[Entries taken from a collection]
───
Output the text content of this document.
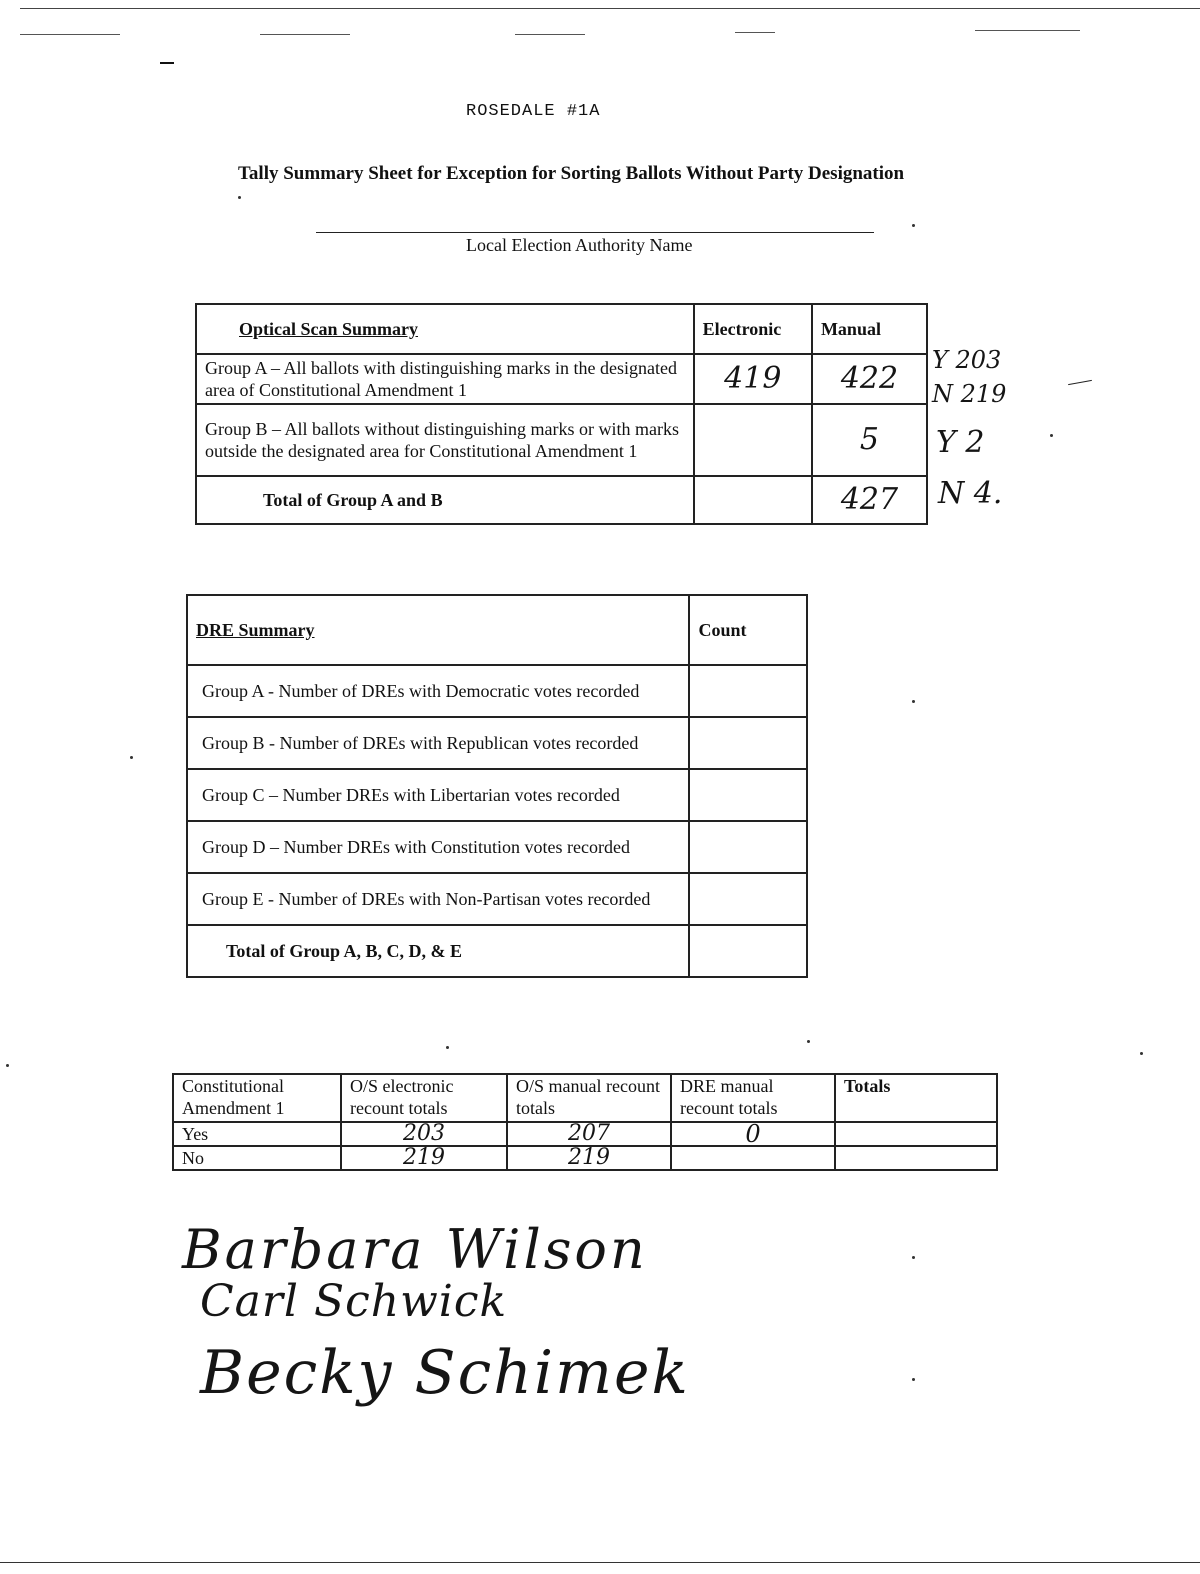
ROSEDALE #1A
Tally Summary Sheet for Exception for Sorting Ballots Without Party Designation
Local Election Authority Name
Optical Scan Summary	Electronic	Manual
Group A – All ballots with distinguishing marks in the designated area of Constitutional Amendment 1	419	422
Group B – All ballots without distinguishing marks or with marks outside the designated area for Constitutional Amendment 1		5
Total of Group A and B		427
Y 203
N 219
Y 2
N 4.
DRE Summary	Count
Group A - Number of DREs with Democratic votes recorded	
Group B - Number of DREs with Republican votes recorded	
Group C – Number DREs with Libertarian votes recorded	
Group D – Number DREs with Constitution votes recorded	
Group E - Number of DREs with Non-Partisan votes recorded	
Total of Group A, B, C, D, & E	
Constitutional Amendment 1	O/S electronic recount totals	O/S manual recount totals	DRE manual recount totals	Totals
Yes	203	207	0	
No	219	219		
Barbara Wilson
Carl Schwick
Becky Schimek
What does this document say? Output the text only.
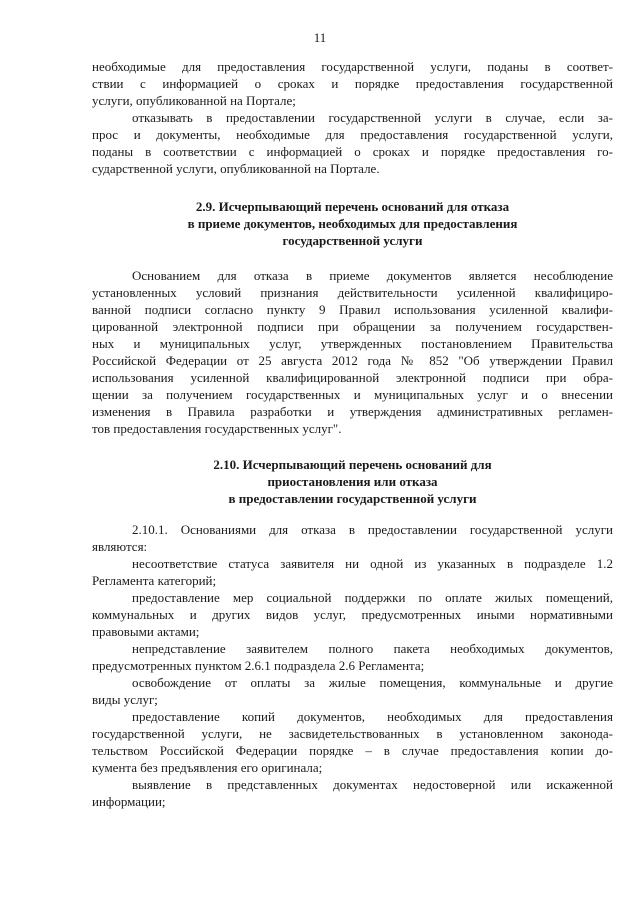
11
необходимые для предоставления государственной услуги, поданы в соответ-
ствии с информацией о сроках и порядке предоставления государственной
услуги, опубликованной на Портале;
отказывать в предоставлении государственной услуги в случае, если за-
прос и документы, необходимые для предоставления государственной услуги,
поданы в соответствии с информацией о сроках и порядке предоставления го-
сударственной услуги, опубликованной на Портале.
Основанием для отказа в приеме документов является несоблюдение
установленных условий признания действительности усиленной квалифициро-
ванной подписи согласно пункту 9 Правил использования усиленной квалифи-
цированной электронной подписи при обращении за получением государствен-
ных и муниципальных услуг, утвержденных постановлением Правительства
Российской Федерации от 25 августа 2012 года № 852 "Об утверждении Правил
использования усиленной квалифицированной электронной подписи при обра-
щении за получением государственных и муниципальных услуг и о внесении
изменения в Правила разработки и утверждения административных регламен-
тов предоставления государственных услуг".
2.10.1. Основаниями для отказа в предоставлении государственной услуги
являются:
несоответствие статуса заявителя ни одной из указанных в подразделе 1.2
Регламента категорий;
предоставление мер социальной поддержки по оплате жилых помещений,
коммунальных и других видов услуг, предусмотренных иными нормативными
правовыми актами;
непредставление заявителем полного пакета необходимых документов,
предусмотренных пунктом 2.6.1 подраздела 2.6 Регламента;
освобождение от оплаты за жилые помещения, коммунальные и другие
виды услуг;
предоставление копий документов, необходимых для предоставления
государственной услуги, не засвидетельствованных в установленном законода-
тельством Российской Федерации порядке – в случае предоставления копии до-
кумента без предъявления его оригинала;
выявление в представленных документах недостоверной или искаженной
информации;
2.9. Исчерпывающий перечень оснований для отказа
в приеме документов, необходимых для предоставления
государственной услуги
2.10. Исчерпывающий перечень оснований для
приостановления или отказа
в предоставлении государственной услуги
───
[JOB] Copy every line of the listing where the word "необходимые" appears.

[FINISHED EXERCISE]
необходимые для предоставления государственной услуги, поданы в соответ-
прос и документы, необходимые для предоставления государственной услуги,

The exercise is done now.